┏━━
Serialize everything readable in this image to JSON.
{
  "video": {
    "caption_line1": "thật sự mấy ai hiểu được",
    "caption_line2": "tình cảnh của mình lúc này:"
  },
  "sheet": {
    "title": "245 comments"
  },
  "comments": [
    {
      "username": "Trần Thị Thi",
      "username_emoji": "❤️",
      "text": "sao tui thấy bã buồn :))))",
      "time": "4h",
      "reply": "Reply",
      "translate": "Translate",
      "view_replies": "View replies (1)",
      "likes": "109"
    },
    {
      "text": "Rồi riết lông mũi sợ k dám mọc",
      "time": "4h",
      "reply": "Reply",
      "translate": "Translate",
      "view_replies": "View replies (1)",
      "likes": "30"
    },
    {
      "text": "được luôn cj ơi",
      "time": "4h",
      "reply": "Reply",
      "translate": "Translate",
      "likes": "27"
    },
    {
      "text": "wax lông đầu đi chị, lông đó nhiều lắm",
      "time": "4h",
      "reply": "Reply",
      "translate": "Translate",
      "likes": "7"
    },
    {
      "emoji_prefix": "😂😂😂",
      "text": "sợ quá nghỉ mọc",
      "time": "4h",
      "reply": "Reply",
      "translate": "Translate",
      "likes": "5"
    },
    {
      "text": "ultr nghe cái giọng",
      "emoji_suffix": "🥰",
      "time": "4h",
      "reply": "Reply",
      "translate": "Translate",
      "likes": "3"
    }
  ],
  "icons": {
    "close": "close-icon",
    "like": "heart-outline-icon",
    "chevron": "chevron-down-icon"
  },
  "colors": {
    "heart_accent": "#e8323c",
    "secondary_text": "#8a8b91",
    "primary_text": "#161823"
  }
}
┗━━
┏━━
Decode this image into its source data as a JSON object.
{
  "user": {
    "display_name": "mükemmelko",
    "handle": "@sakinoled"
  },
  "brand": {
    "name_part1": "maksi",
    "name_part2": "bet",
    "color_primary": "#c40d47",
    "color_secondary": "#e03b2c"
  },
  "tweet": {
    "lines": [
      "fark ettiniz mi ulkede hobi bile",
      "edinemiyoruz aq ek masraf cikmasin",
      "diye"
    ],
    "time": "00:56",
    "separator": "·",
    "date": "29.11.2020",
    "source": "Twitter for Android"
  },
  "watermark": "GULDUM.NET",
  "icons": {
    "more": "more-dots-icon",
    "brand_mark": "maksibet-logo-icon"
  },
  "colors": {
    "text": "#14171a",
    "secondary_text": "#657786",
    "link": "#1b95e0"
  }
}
┗━━
┏━━
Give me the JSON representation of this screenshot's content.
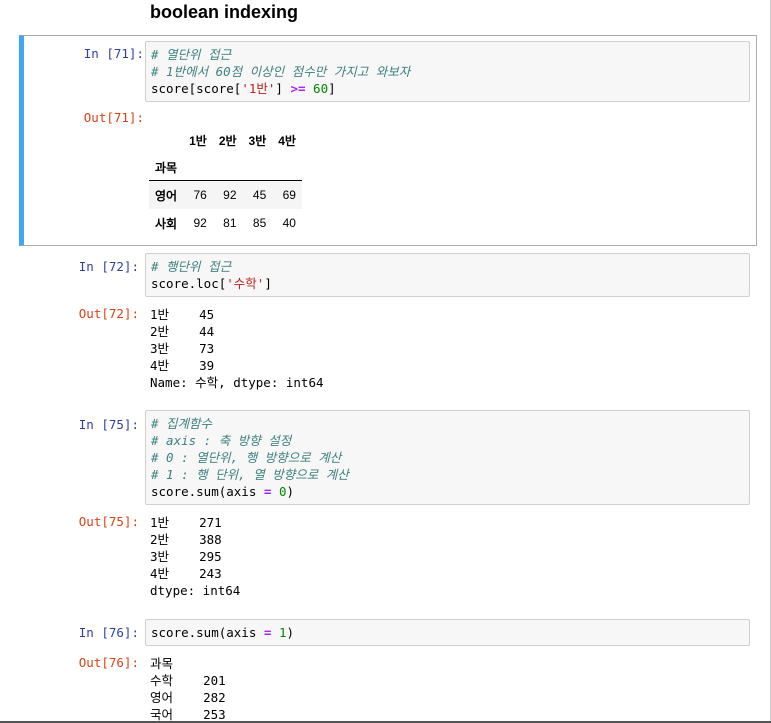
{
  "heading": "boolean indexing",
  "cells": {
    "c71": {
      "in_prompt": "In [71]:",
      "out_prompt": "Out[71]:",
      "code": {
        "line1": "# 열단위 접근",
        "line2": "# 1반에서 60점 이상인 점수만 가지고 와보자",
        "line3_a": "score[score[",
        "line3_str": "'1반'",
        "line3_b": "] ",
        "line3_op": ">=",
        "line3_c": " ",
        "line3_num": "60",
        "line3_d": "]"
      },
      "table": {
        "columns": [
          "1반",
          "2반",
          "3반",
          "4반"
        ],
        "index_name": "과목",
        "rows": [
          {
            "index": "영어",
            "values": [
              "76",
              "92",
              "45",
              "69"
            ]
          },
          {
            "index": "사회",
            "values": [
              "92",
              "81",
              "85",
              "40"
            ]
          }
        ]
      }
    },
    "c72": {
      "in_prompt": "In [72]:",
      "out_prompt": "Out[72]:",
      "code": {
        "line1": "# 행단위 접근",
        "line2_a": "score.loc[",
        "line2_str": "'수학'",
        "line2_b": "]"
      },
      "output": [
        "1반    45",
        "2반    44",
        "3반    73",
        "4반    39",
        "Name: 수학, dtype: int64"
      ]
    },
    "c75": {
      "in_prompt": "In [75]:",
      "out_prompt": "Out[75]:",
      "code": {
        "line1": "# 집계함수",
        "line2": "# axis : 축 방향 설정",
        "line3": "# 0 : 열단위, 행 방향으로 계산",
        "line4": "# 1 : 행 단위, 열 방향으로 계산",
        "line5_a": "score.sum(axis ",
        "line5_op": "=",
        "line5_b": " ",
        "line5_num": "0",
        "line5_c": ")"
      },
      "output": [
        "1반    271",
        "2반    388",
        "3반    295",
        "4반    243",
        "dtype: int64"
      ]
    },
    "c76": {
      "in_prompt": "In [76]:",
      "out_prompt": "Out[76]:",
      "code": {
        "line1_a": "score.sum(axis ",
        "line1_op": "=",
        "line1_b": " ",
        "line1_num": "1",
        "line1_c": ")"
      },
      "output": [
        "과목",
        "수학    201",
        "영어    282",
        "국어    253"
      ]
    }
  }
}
┗━━
SHORT PROBLEM |
Find how many lines of the listing include the string "được" and give that number, nothing else.

EXPECTED ANSWER |
2